◆ **What to produce**:
Repeat each record exactly as written, and drop any images.

◆ **Data extract**:
=-=-=-=-=

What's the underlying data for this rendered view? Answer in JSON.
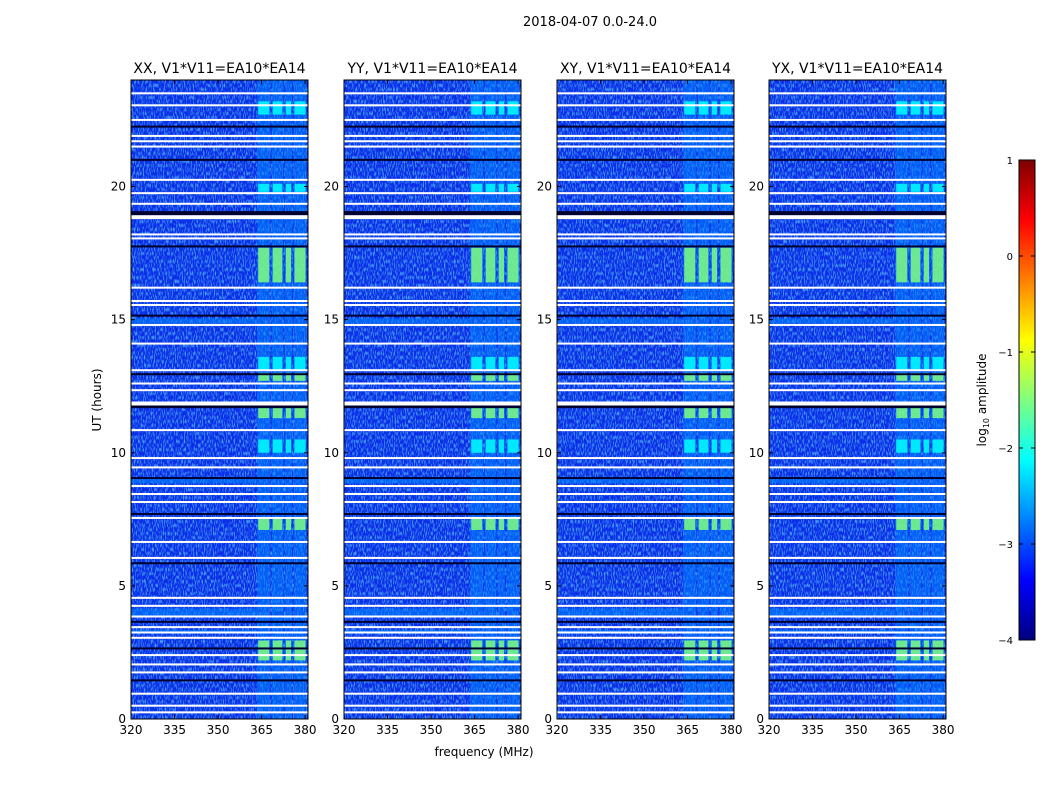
{
  "figure": {
    "suptitle": "2018-04-07 0.0-24.0"
  },
  "colors": {
    "background": "#00008f",
    "colormap": [
      "#00007f",
      "#0000ff",
      "#007fff",
      "#00ffff",
      "#7fff7f",
      "#ffff00",
      "#ff7f00",
      "#ff0000",
      "#7f0000"
    ]
  },
  "chart_data": {
    "type": "heatmap",
    "xlabel": "frequency (MHz)",
    "ylabel": "UT (hours)",
    "xlim": [
      320,
      381
    ],
    "ylim": [
      0,
      24
    ],
    "xticks": [
      320,
      335,
      350,
      365,
      380
    ],
    "xtick_labels": [
      "320",
      "335",
      "350",
      "365",
      "380"
    ],
    "yticks": [
      0,
      5,
      10,
      15,
      20
    ],
    "ytick_labels": [
      "0",
      "5",
      "10",
      "15",
      "20"
    ],
    "panels": [
      {
        "title": "XX, V1*V11=EA10*EA14"
      },
      {
        "title": "YY, V1*V11=EA10*EA14"
      },
      {
        "title": "XY, V1*V11=EA10*EA14"
      },
      {
        "title": "YX, V1*V11=EA10*EA14"
      }
    ],
    "colorbar": {
      "label_base": "log",
      "label_sub": "10",
      "label_rest": " amplitude",
      "range": [
        -4,
        1
      ],
      "ticks": [
        -4,
        -3,
        -2,
        -1,
        0,
        1
      ],
      "tick_labels": [
        "−4",
        "−3",
        "−2",
        "−1",
        "0",
        "1"
      ]
    },
    "bright_band_mhz": [
      363.5,
      380.5
    ],
    "bright_subbands_mhz": [
      [
        363.5,
        368
      ],
      [
        368.5,
        372.5
      ],
      [
        373,
        375.5
      ],
      [
        376,
        380.5
      ]
    ],
    "flagged_time_gaps_hours": [
      0.25,
      0.5,
      0.95,
      1.45,
      1.75,
      2.05,
      2.4,
      2.65,
      3.05,
      3.25,
      3.45,
      3.65,
      3.85,
      4.25,
      4.55,
      5.85,
      6.05,
      6.65,
      7.55,
      7.7,
      8.15,
      8.45,
      8.75,
      9.05,
      9.45,
      9.8,
      10.85,
      11.75,
      11.85,
      12.35,
      12.6,
      12.95,
      13.1,
      14.1,
      14.8,
      15.15,
      15.55,
      15.7,
      16.2,
      17.75,
      18.05,
      18.2,
      18.85,
      19.0,
      19.35,
      19.75,
      20.25,
      21.0,
      21.5,
      21.7,
      21.9,
      22.25,
      22.5,
      23.05,
      23.5
    ],
    "bright_time_segments_hours": [
      [
        2.2,
        2.95,
        -1.3
      ],
      [
        7.1,
        7.55,
        -1.5
      ],
      [
        10.0,
        10.5,
        -1.6
      ],
      [
        11.3,
        11.7,
        -1.2
      ],
      [
        12.7,
        13.0,
        -1.5
      ],
      [
        13.1,
        13.6,
        -1.7
      ],
      [
        16.4,
        17.7,
        -1.4
      ],
      [
        19.8,
        20.1,
        -1.7
      ],
      [
        22.7,
        23.2,
        -1.6
      ]
    ],
    "low_band_bright_rows_hours": [
      [
        3.2,
        3.35
      ],
      [
        3.85,
        4.15
      ],
      [
        8.85,
        9.05
      ],
      [
        14.85,
        15.05
      ]
    ]
  }
}
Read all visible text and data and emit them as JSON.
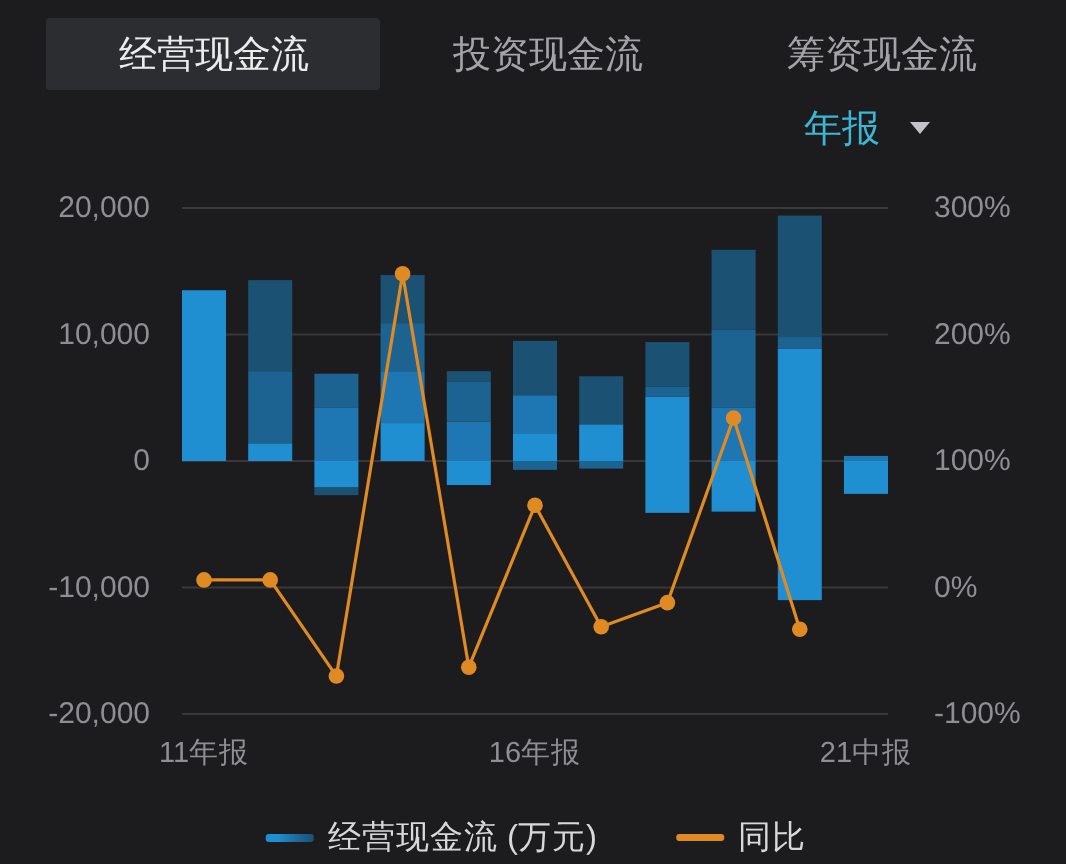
{
  "chart_data": {
    "type": "bar",
    "stacked": true,
    "annotations": [
      "经营现金流",
      "投资现金流",
      "筹资现金流",
      "年报"
    ],
    "categories": [
      "11年报",
      null,
      null,
      null,
      null,
      "16年报",
      null,
      null,
      null,
      null,
      "21中报"
    ],
    "series": [
      {
        "name": "经营现金流 (万元)",
        "color": "#1f8fd1",
        "values": [
          13500,
          1400,
          null,
          3000,
          null,
          2200,
          2900,
          5100,
          null,
          8900,
          null
        ]
      },
      {
        "color": "#1f8fd1",
        "values": [
          null,
          null,
          -2100,
          null,
          -1900,
          null,
          null,
          -4100,
          -4000,
          -11000,
          -2600
        ]
      },
      {
        "color": "#1e77b2",
        "values": [
          null,
          null,
          4200,
          4100,
          3100,
          3000,
          null,
          null,
          4200,
          null,
          400
        ]
      },
      {
        "color": "#1c6392",
        "values": [
          null,
          5700,
          2700,
          3800,
          3200,
          -700,
          -600,
          800,
          6200,
          900,
          null
        ]
      },
      {
        "color": "#1b5173",
        "values": [
          null,
          7200,
          -600,
          3800,
          800,
          4300,
          3800,
          3500,
          6300,
          9600,
          null
        ]
      },
      {
        "type": "line",
        "name": "同比",
        "color": "#e08a23",
        "axis": "y2",
        "values": [
          6,
          6,
          -70,
          248,
          -63,
          65,
          -31,
          -12,
          134,
          -33,
          null
        ]
      }
    ],
    "ylim": [
      -20000,
      20000
    ],
    "yticks": [
      {
        "value": -20000,
        "label": "-20,000"
      },
      {
        "value": -10000,
        "label": "-10,000"
      },
      0,
      {
        "value": 10000,
        "label": "10,000"
      },
      {
        "value": 20000,
        "label": "20,000"
      }
    ],
    "y2lim": [
      -100,
      300
    ],
    "y2ticks": [
      {
        "value": -100,
        "label": "-100%"
      },
      {
        "value": 0,
        "label": "0%"
      },
      {
        "value": 100,
        "label": "100%"
      },
      {
        "value": 200,
        "label": "200%"
      },
      {
        "value": 300,
        "label": "300%"
      }
    ],
    "grid": true,
    "legend": "bottom",
    "marker": "circle"
  }
}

=-=-=-=-=

◆ **Final result**:
What's the underlying data for this rendered view? Answer in JSON.
{
  "figure": {
    "suptitle": "2018-04-07 0.0-24.0"
  },
  "colors": {
    "background": "#00008f",
    "colormap": [
      "#00007f",
      "#0000ff",
      "#007fff",
      "#00ffff",
      "#7fff7f",
      "#ffff00",
      "#ff7f00",
      "#ff0000",
      "#7f0000"
    ]
  },
  "chart_data": {
    "type": "heatmap",
    "xlabel": "frequency (MHz)",
    "ylabel": "UT (hours)",
    "xlim": [
      320,
      381
    ],
    "ylim": [
      0,
      24
    ],
    "xticks": [
      320,
      335,
      350,
      365,
      380
    ],
    "xtick_labels": [
      "320",
      "335",
      "350",
      "365",
      "380"
    ],
    "yticks": [
      0,
      5,
      10,
      15,
      20
    ],
    "ytick_labels": [
      "0",
      "5",
      "10",
      "15",
      "20"
    ],
    "panels": [
      {
        "title": "XX, V1*V11=EA10*EA14"
      },
      {
        "title": "YY, V1*V11=EA10*EA14"
      },
      {
        "title": "XY, V1*V11=EA10*EA14"
      },
      {
        "title": "YX, V1*V11=EA10*EA14"
      }
    ],
    "colorbar": {
      "label_base": "log",
      "label_sub": "10",
      "label_rest": " amplitude",
      "range": [
        -4,
        1
      ],
      "ticks": [
        -4,
        -3,
        -2,
        -1,
        0,
        1
      ],
      "tick_labels": [
        "−4",
        "−3",
        "−2",
        "−1",
        "0",
        "1"
      ]
    },
    "bright_band_mhz": [
      363.5,
      380.5
    ],
    "bright_subbands_mhz": [
      [
        363.5,
        368
      ],
      [
        368.5,
        372.5
      ],
      [
        373,
        375.5
      ],
      [
        376,
        380.5
      ]
    ],
    "flagged_time_gaps_hours": [
      0.25,
      0.5,
      0.95,
      1.45,
      1.75,
      2.05,
      2.4,
      2.65,
      3.05,
      3.25,
      3.45,
      3.65,
      3.85,
      4.25,
      4.55,
      5.85,
      6.05,
      6.65,
      7.55,
      7.7,
      8.15,
      8.45,
      8.75,
      9.05,
      9.45,
      9.8,
      10.85,
      11.75,
      11.85,
      12.35,
      12.6,
      12.95,
      13.1,
      14.1,
      14.8,
      15.15,
      15.55,
      15.7,
      16.2,
      17.75,
      18.05,
      18.2,
      18.85,
      19.0,
      19.35,
      19.75,
      20.25,
      21.0,
      21.5,
      21.7,
      21.9,
      22.25,
      22.5,
      23.05,
      23.5
    ],
    "bright_time_segments_hours": [
      [
        2.2,
        2.95,
        -1.3
      ],
      [
        7.1,
        7.55,
        -1.5
      ],
      [
        10.0,
        10.5,
        -1.6
      ],
      [
        11.3,
        11.7,
        -1.2
      ],
      [
        12.7,
        13.0,
        -1.5
      ],
      [
        13.1,
        13.6,
        -1.7
      ],
      [
        16.4,
        17.7,
        -1.4
      ],
      [
        19.8,
        20.1,
        -1.7
      ],
      [
        22.7,
        23.2,
        -1.6
      ]
    ],
    "low_band_bright_rows_hours": [
      [
        3.2,
        3.35
      ],
      [
        3.85,
        4.15
      ],
      [
        8.85,
        9.05
      ],
      [
        14.85,
        15.05
      ]
    ]
  }
}
Read all visible text and data and emit them as JSON.
{
  "chart_data": {
    "type": "bar",
    "stacked": true,
    "annotations": [
      "经营现金流",
      "投资现金流",
      "筹资现金流",
      "年报"
    ],
    "categories": [
      "11年报",
      null,
      null,
      null,
      null,
      "16年报",
      null,
      null,
      null,
      null,
      "21中报"
    ],
    "series": [
      {
        "name": "经营现金流 (万元)",
        "color": "#1f8fd1",
        "values": [
          13500,
          1400,
          null,
          3000,
          null,
          2200,
          2900,
          5100,
          null,
          8900,
          null
        ]
      },
      {
        "color": "#1f8fd1",
        "values": [
          null,
          null,
          -2100,
          null,
          -1900,
          null,
          null,
          -4100,
          -4000,
          -11000,
          -2600
        ]
      },
      {
        "color": "#1e77b2",
        "values": [
          null,
          null,
          4200,
          4100,
          3100,
          3000,
          null,
          null,
          4200,
          null,
          400
        ]
      },
      {
        "color": "#1c6392",
        "values": [
          null,
          5700,
          2700,
          3800,
          3200,
          -700,
          -600,
          800,
          6200,
          900,
          null
        ]
      },
      {
        "color": "#1b5173",
        "values": [
          null,
          7200,
          -600,
          3800,
          800,
          4300,
          3800,
          3500,
          6300,
          9600,
          null
        ]
      },
      {
        "type": "line",
        "name": "同比",
        "color": "#e08a23",
        "axis": "y2",
        "values": [
          6,
          6,
          -70,
          248,
          -63,
          65,
          -31,
          -12,
          134,
          -33,
          null
        ]
      }
    ],
    "ylim": [
      -20000,
      20000
    ],
    "yticks": [
      {
        "value": -20000,
        "label": "-20,000"
      },
      {
        "value": -10000,
        "label": "-10,000"
      },
      0,
      {
        "value": 10000,
        "label": "10,000"
      },
      {
        "value": 20000,
        "label": "20,000"
      }
    ],
    "y2lim": [
      -100,
      300
    ],
    "y2ticks": [
      {
        "value": -100,
        "label": "-100%"
      },
      {
        "value": 0,
        "label": "0%"
      },
      {
        "value": 100,
        "label": "100%"
      },
      {
        "value": 200,
        "label": "200%"
      },
      {
        "value": 300,
        "label": "300%"
      }
    ],
    "grid": true,
    "legend": "bottom",
    "marker": "circle"
  }
}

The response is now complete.